• PROBLEM STATEMENT: Give the entries back exactly, dropping each image.

• SUPPLIED RECORDS:
--- BEGIN ---

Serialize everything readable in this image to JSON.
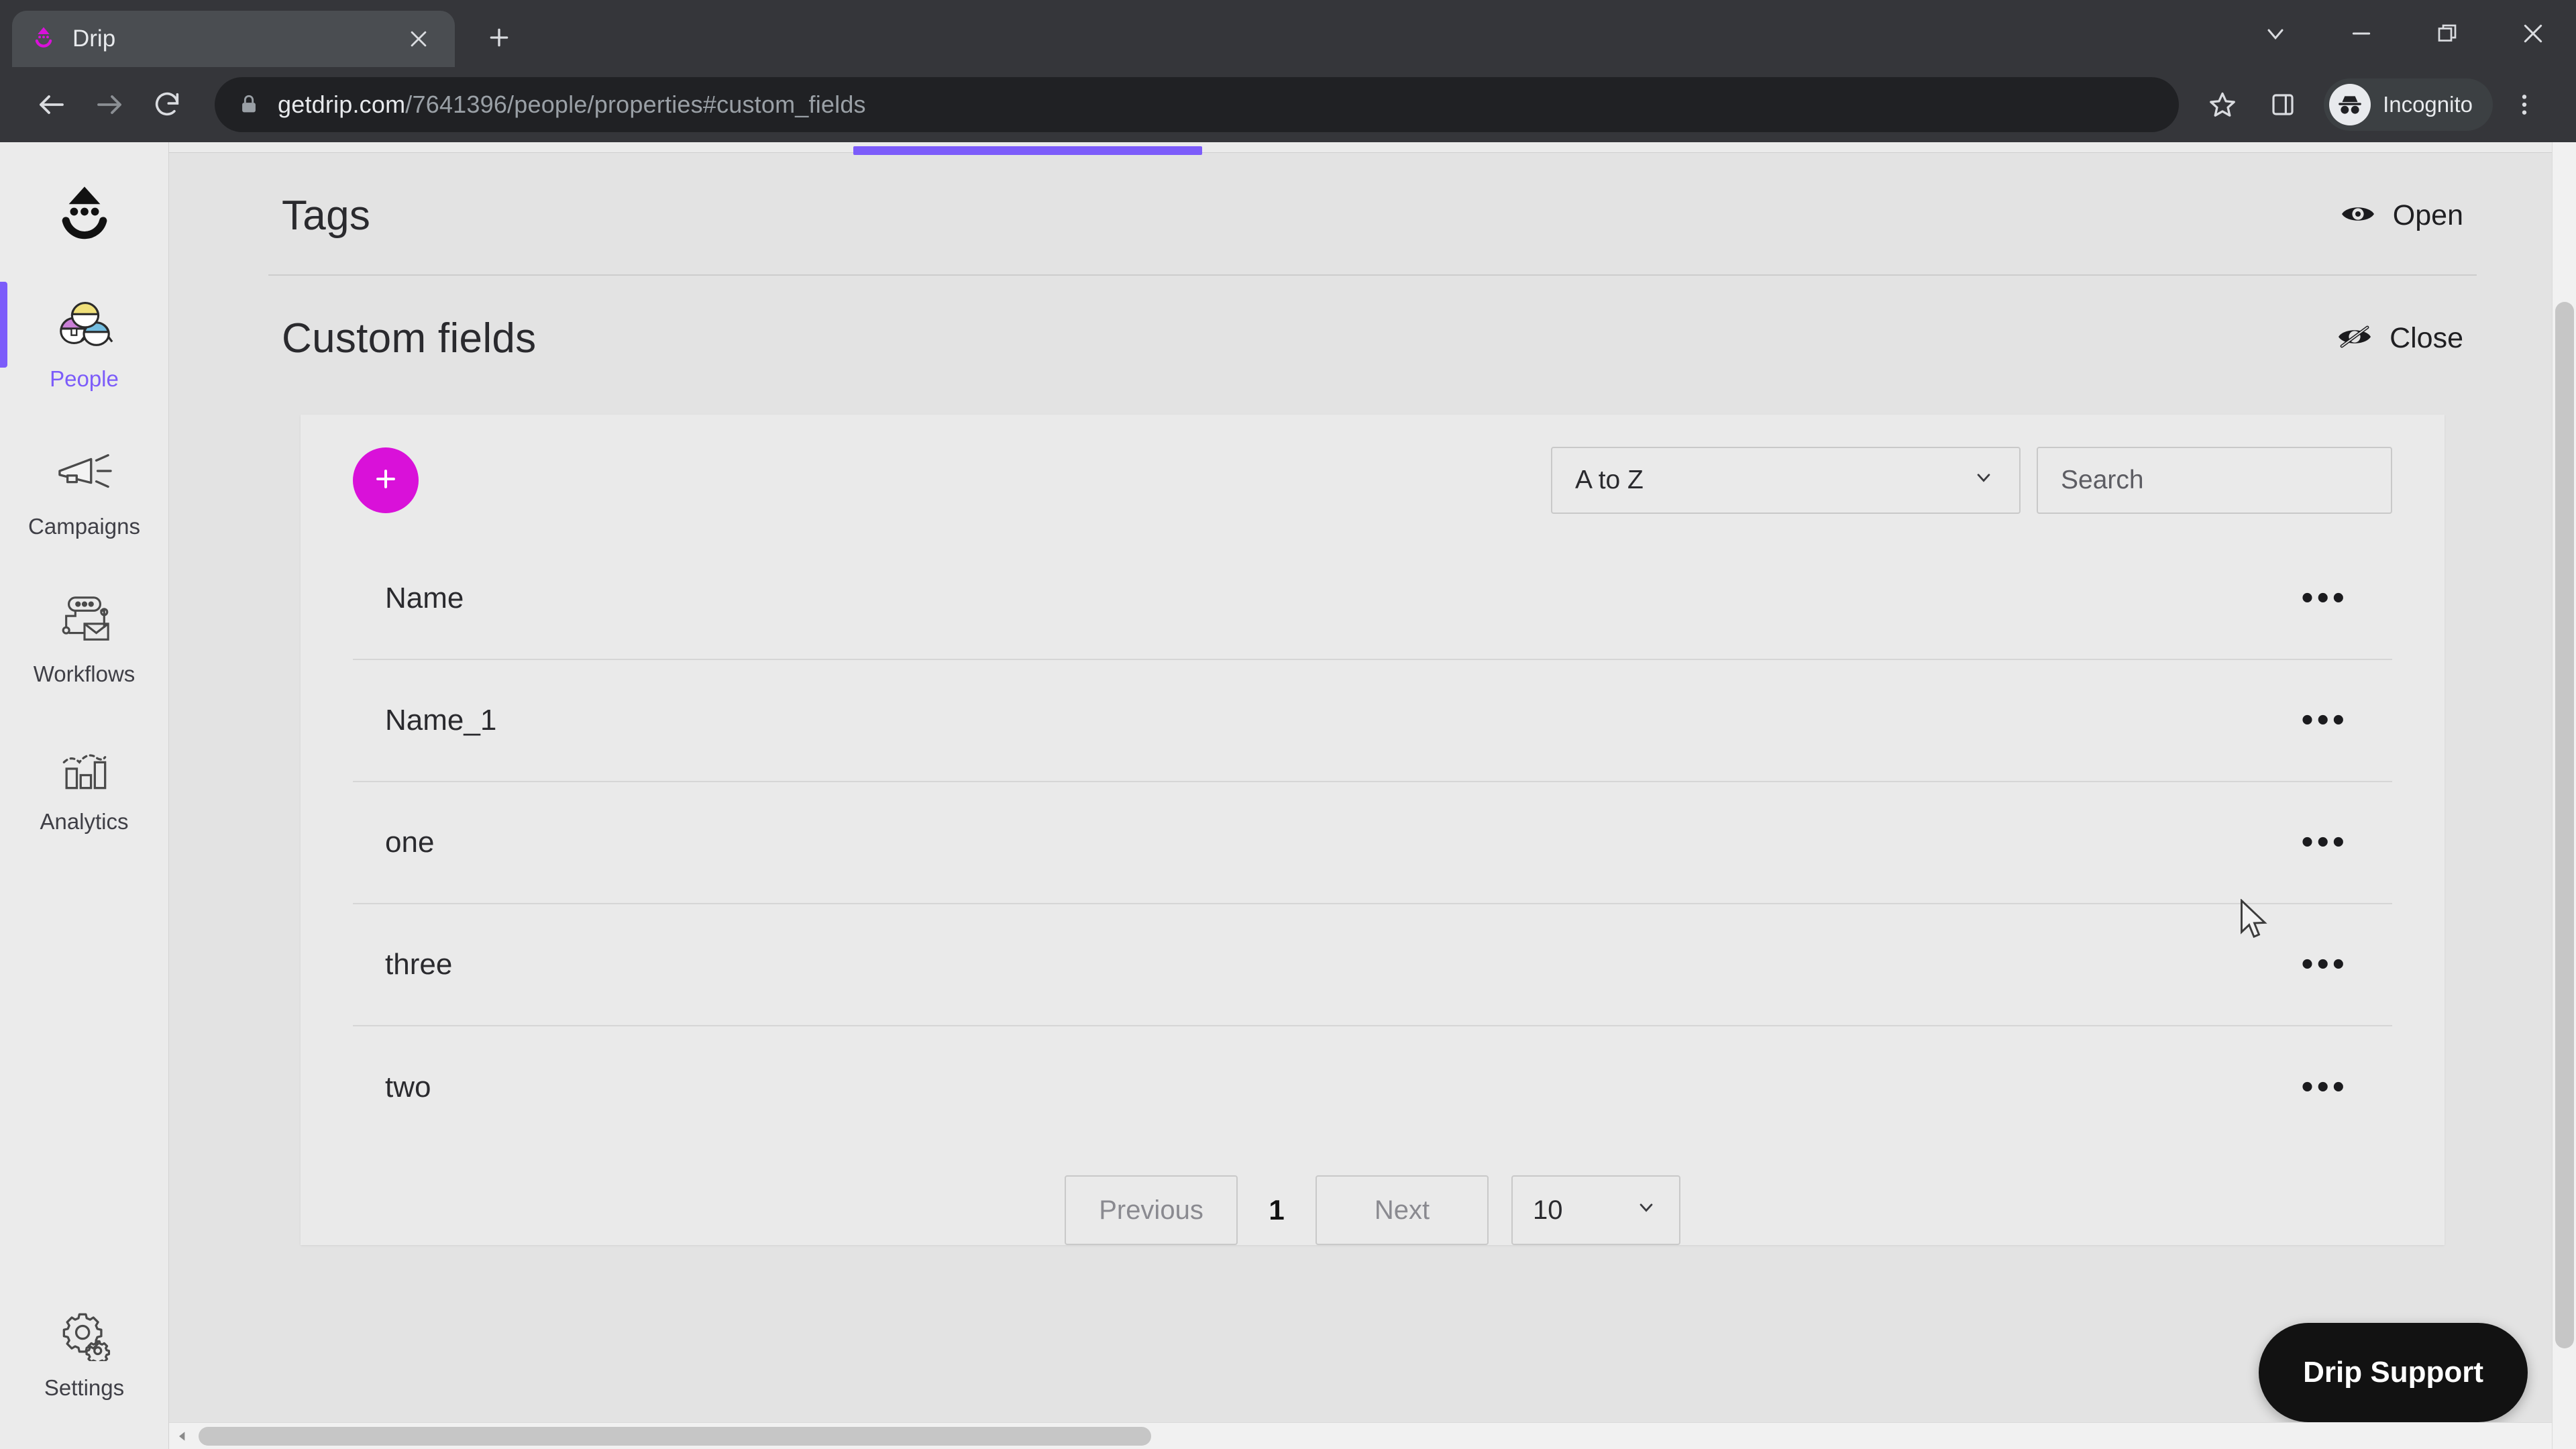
{
  "browser": {
    "tab": {
      "title": "Drip",
      "favicon_icon": "drip-logo-icon",
      "close_icon": "close-icon"
    },
    "new_tab_icon": "plus-icon",
    "window_controls": [
      {
        "name": "tab-search",
        "icon": "chevron-down-icon"
      },
      {
        "name": "minimize",
        "icon": "minimize-icon"
      },
      {
        "name": "maximize",
        "icon": "restore-icon"
      },
      {
        "name": "close",
        "icon": "close-icon"
      }
    ],
    "nav": {
      "back_icon": "arrow-left-icon",
      "forward_icon": "arrow-right-icon",
      "reload_icon": "reload-icon"
    },
    "omnibox": {
      "lock_icon": "lock-icon",
      "url_host": "getdrip.com",
      "url_path": "/7641396/people/properties#custom_fields",
      "url_full": "getdrip.com/7641396/people/properties#custom_fields"
    },
    "toolbar_right": {
      "bookmark_icon": "star-icon",
      "side_panel_icon": "side-panel-icon",
      "profile_label": "Incognito",
      "profile_icon": "incognito-icon",
      "menu_icon": "three-dots-vertical-icon"
    }
  },
  "sidebar": {
    "logo_icon": "drip-logo-icon",
    "items": [
      {
        "label": "People",
        "icon": "people-icon",
        "active": true
      },
      {
        "label": "Campaigns",
        "icon": "megaphone-icon",
        "active": false
      },
      {
        "label": "Workflows",
        "icon": "workflow-icon",
        "active": false
      },
      {
        "label": "Analytics",
        "icon": "bar-chart-icon",
        "active": false
      }
    ],
    "bottom_item": {
      "label": "Settings",
      "icon": "gears-icon"
    }
  },
  "page": {
    "sections": [
      {
        "title": "Tags",
        "toggle_label": "Open",
        "toggle_icon": "eye-icon"
      },
      {
        "title": "Custom fields",
        "toggle_label": "Close",
        "toggle_icon": "eye-off-icon"
      }
    ]
  },
  "custom_fields_panel": {
    "add_button": {
      "label": "+",
      "icon": "plus-icon",
      "color": "#d911d9"
    },
    "sort": {
      "value": "A to Z",
      "chevron_icon": "chevron-down-icon"
    },
    "search": {
      "value": "",
      "placeholder": "Search",
      "icon": "search-icon"
    },
    "rows": [
      {
        "name": "Name",
        "menu_icon": "kebab-horizontal-icon",
        "menu_label": "•••"
      },
      {
        "name": "Name_1",
        "menu_icon": "kebab-horizontal-icon",
        "menu_label": "•••"
      },
      {
        "name": "one",
        "menu_icon": "kebab-horizontal-icon",
        "menu_label": "•••"
      },
      {
        "name": "three",
        "menu_icon": "kebab-horizontal-icon",
        "menu_label": "•••"
      },
      {
        "name": "two",
        "menu_icon": "kebab-horizontal-icon",
        "menu_label": "•••"
      }
    ],
    "pagination": {
      "previous_label": "Previous",
      "current_page": "1",
      "next_label": "Next",
      "page_size": "10",
      "page_size_chevron_icon": "chevron-down-icon"
    }
  },
  "support": {
    "label": "Drip Support"
  },
  "theme": {
    "accent_purple": "#7c5cfa",
    "accent_magenta": "#d911d9",
    "page_bg": "#e3e3e3",
    "chrome_bg": "#35363a",
    "omnibox_bg": "#202124"
  }
}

--- END ---

• SOLUTION BELOW:
Serialize everything readable in this image to JSON.
{
  "browser": {
    "tab": {
      "title": "Drip",
      "favicon_icon": "drip-logo-icon",
      "close_icon": "close-icon"
    },
    "new_tab_icon": "plus-icon",
    "window_controls": [
      {
        "name": "tab-search",
        "icon": "chevron-down-icon"
      },
      {
        "name": "minimize",
        "icon": "minimize-icon"
      },
      {
        "name": "maximize",
        "icon": "restore-icon"
      },
      {
        "name": "close",
        "icon": "close-icon"
      }
    ],
    "nav": {
      "back_icon": "arrow-left-icon",
      "forward_icon": "arrow-right-icon",
      "reload_icon": "reload-icon"
    },
    "omnibox": {
      "lock_icon": "lock-icon",
      "url_host": "getdrip.com",
      "url_path": "/7641396/people/properties#custom_fields",
      "url_full": "getdrip.com/7641396/people/properties#custom_fields"
    },
    "toolbar_right": {
      "bookmark_icon": "star-icon",
      "side_panel_icon": "side-panel-icon",
      "profile_label": "Incognito",
      "profile_icon": "incognito-icon",
      "menu_icon": "three-dots-vertical-icon"
    }
  },
  "sidebar": {
    "logo_icon": "drip-logo-icon",
    "items": [
      {
        "label": "People",
        "icon": "people-icon",
        "active": true
      },
      {
        "label": "Campaigns",
        "icon": "megaphone-icon",
        "active": false
      },
      {
        "label": "Workflows",
        "icon": "workflow-icon",
        "active": false
      },
      {
        "label": "Analytics",
        "icon": "bar-chart-icon",
        "active": false
      }
    ],
    "bottom_item": {
      "label": "Settings",
      "icon": "gears-icon"
    }
  },
  "page": {
    "sections": [
      {
        "title": "Tags",
        "toggle_label": "Open",
        "toggle_icon": "eye-icon"
      },
      {
        "title": "Custom fields",
        "toggle_label": "Close",
        "toggle_icon": "eye-off-icon"
      }
    ]
  },
  "custom_fields_panel": {
    "add_button": {
      "label": "+",
      "icon": "plus-icon",
      "color": "#d911d9"
    },
    "sort": {
      "value": "A to Z",
      "chevron_icon": "chevron-down-icon"
    },
    "search": {
      "value": "",
      "placeholder": "Search",
      "icon": "search-icon"
    },
    "rows": [
      {
        "name": "Name",
        "menu_icon": "kebab-horizontal-icon",
        "menu_label": "•••"
      },
      {
        "name": "Name_1",
        "menu_icon": "kebab-horizontal-icon",
        "menu_label": "•••"
      },
      {
        "name": "one",
        "menu_icon": "kebab-horizontal-icon",
        "menu_label": "•••"
      },
      {
        "name": "three",
        "menu_icon": "kebab-horizontal-icon",
        "menu_label": "•••"
      },
      {
        "name": "two",
        "menu_icon": "kebab-horizontal-icon",
        "menu_label": "•••"
      }
    ],
    "pagination": {
      "previous_label": "Previous",
      "current_page": "1",
      "next_label": "Next",
      "page_size": "10",
      "page_size_chevron_icon": "chevron-down-icon"
    }
  },
  "support": {
    "label": "Drip Support"
  },
  "theme": {
    "accent_purple": "#7c5cfa",
    "accent_magenta": "#d911d9",
    "page_bg": "#e3e3e3",
    "chrome_bg": "#35363a",
    "omnibox_bg": "#202124"
  }
}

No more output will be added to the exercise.